Items from a figure collection
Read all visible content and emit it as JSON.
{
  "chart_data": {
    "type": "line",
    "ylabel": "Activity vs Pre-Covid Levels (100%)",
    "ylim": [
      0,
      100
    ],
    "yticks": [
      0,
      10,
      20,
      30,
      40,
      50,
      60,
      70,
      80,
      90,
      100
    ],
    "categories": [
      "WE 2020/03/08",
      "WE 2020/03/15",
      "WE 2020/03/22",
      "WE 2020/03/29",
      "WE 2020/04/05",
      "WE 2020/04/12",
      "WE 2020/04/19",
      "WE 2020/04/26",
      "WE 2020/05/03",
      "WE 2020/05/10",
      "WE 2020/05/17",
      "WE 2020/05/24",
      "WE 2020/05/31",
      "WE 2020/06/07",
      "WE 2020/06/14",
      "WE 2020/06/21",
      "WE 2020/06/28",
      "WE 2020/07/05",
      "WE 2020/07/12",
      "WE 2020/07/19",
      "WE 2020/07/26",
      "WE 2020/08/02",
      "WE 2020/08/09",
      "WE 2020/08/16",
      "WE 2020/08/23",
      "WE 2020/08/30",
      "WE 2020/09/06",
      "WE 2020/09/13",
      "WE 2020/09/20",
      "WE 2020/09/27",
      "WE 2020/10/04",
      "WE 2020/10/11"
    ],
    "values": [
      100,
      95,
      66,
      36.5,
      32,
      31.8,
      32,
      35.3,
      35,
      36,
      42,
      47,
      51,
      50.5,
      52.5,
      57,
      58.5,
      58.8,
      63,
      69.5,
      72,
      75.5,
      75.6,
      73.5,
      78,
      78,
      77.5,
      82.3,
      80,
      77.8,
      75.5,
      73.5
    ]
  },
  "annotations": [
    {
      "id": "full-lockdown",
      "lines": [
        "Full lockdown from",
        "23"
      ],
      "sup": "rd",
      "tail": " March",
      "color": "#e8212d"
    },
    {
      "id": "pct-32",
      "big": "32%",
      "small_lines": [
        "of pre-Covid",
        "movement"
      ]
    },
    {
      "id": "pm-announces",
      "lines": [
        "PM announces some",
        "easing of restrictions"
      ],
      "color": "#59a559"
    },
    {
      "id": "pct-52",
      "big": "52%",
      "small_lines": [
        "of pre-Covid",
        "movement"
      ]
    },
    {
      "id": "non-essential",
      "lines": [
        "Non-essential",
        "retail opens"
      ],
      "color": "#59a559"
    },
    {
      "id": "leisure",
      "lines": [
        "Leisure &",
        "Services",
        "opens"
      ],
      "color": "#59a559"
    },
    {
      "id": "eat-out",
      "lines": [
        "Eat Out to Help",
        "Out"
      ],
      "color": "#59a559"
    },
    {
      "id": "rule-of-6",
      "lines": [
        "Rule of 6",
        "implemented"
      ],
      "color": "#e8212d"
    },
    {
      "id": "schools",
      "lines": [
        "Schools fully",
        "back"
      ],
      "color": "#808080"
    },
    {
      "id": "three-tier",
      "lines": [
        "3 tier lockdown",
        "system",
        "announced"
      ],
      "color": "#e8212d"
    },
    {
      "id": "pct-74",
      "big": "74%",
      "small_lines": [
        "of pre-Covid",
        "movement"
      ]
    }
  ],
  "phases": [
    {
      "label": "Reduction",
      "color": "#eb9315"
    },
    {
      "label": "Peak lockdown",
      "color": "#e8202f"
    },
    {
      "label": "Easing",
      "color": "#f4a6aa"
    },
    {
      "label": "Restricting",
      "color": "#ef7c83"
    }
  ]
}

→ **Exercise description**: Transcribe the data above in full, exactly.

→ **Answer**:
Read all visible content and emit it as JSON.
{
  "chart_data": {
    "type": "line",
    "ylabel": "Activity vs Pre-Covid Levels (100%)",
    "ylim": [
      0,
      100
    ],
    "yticks": [
      0,
      10,
      20,
      30,
      40,
      50,
      60,
      70,
      80,
      90,
      100
    ],
    "categories": [
      "WE 2020/03/08",
      "WE 2020/03/15",
      "WE 2020/03/22",
      "WE 2020/03/29",
      "WE 2020/04/05",
      "WE 2020/04/12",
      "WE 2020/04/19",
      "WE 2020/04/26",
      "WE 2020/05/03",
      "WE 2020/05/10",
      "WE 2020/05/17",
      "WE 2020/05/24",
      "WE 2020/05/31",
      "WE 2020/06/07",
      "WE 2020/06/14",
      "WE 2020/06/21",
      "WE 2020/06/28",
      "WE 2020/07/05",
      "WE 2020/07/12",
      "WE 2020/07/19",
      "WE 2020/07/26",
      "WE 2020/08/02",
      "WE 2020/08/09",
      "WE 2020/08/16",
      "WE 2020/08/23",
      "WE 2020/08/30",
      "WE 2020/09/06",
      "WE 2020/09/13",
      "WE 2020/09/20",
      "WE 2020/09/27",
      "WE 2020/10/04",
      "WE 2020/10/11"
    ],
    "values": [
      100,
      95,
      66,
      36.5,
      32,
      31.8,
      32,
      35.3,
      35,
      36,
      42,
      47,
      51,
      50.5,
      52.5,
      57,
      58.5,
      58.8,
      63,
      69.5,
      72,
      75.5,
      75.6,
      73.5,
      78,
      78,
      77.5,
      82.3,
      80,
      77.8,
      75.5,
      73.5
    ]
  },
  "annotations": [
    {
      "id": "full-lockdown",
      "lines": [
        "Full lockdown from",
        "23"
      ],
      "sup": "rd",
      "tail": " March",
      "color": "#e8212d"
    },
    {
      "id": "pct-32",
      "big": "32%",
      "small_lines": [
        "of pre-Covid",
        "movement"
      ]
    },
    {
      "id": "pm-announces",
      "lines": [
        "PM announces some",
        "easing of restrictions"
      ],
      "color": "#59a559"
    },
    {
      "id": "pct-52",
      "big": "52%",
      "small_lines": [
        "of pre-Covid",
        "movement"
      ]
    },
    {
      "id": "non-essential",
      "lines": [
        "Non-essential",
        "retail opens"
      ],
      "color": "#59a559"
    },
    {
      "id": "leisure",
      "lines": [
        "Leisure &",
        "Services",
        "opens"
      ],
      "color": "#59a559"
    },
    {
      "id": "eat-out",
      "lines": [
        "Eat Out to Help",
        "Out"
      ],
      "color": "#59a559"
    },
    {
      "id": "rule-of-6",
      "lines": [
        "Rule of 6",
        "implemented"
      ],
      "color": "#e8212d"
    },
    {
      "id": "schools",
      "lines": [
        "Schools fully",
        "back"
      ],
      "color": "#808080"
    },
    {
      "id": "three-tier",
      "lines": [
        "3 tier lockdown",
        "system",
        "announced"
      ],
      "color": "#e8212d"
    },
    {
      "id": "pct-74",
      "big": "74%",
      "small_lines": [
        "of pre-Covid",
        "movement"
      ]
    }
  ],
  "phases": [
    {
      "label": "Reduction",
      "color": "#eb9315"
    },
    {
      "label": "Peak lockdown",
      "color": "#e8202f"
    },
    {
      "label": "Easing",
      "color": "#f4a6aa"
    },
    {
      "label": "Restricting",
      "color": "#ef7c83"
    }
  ]
}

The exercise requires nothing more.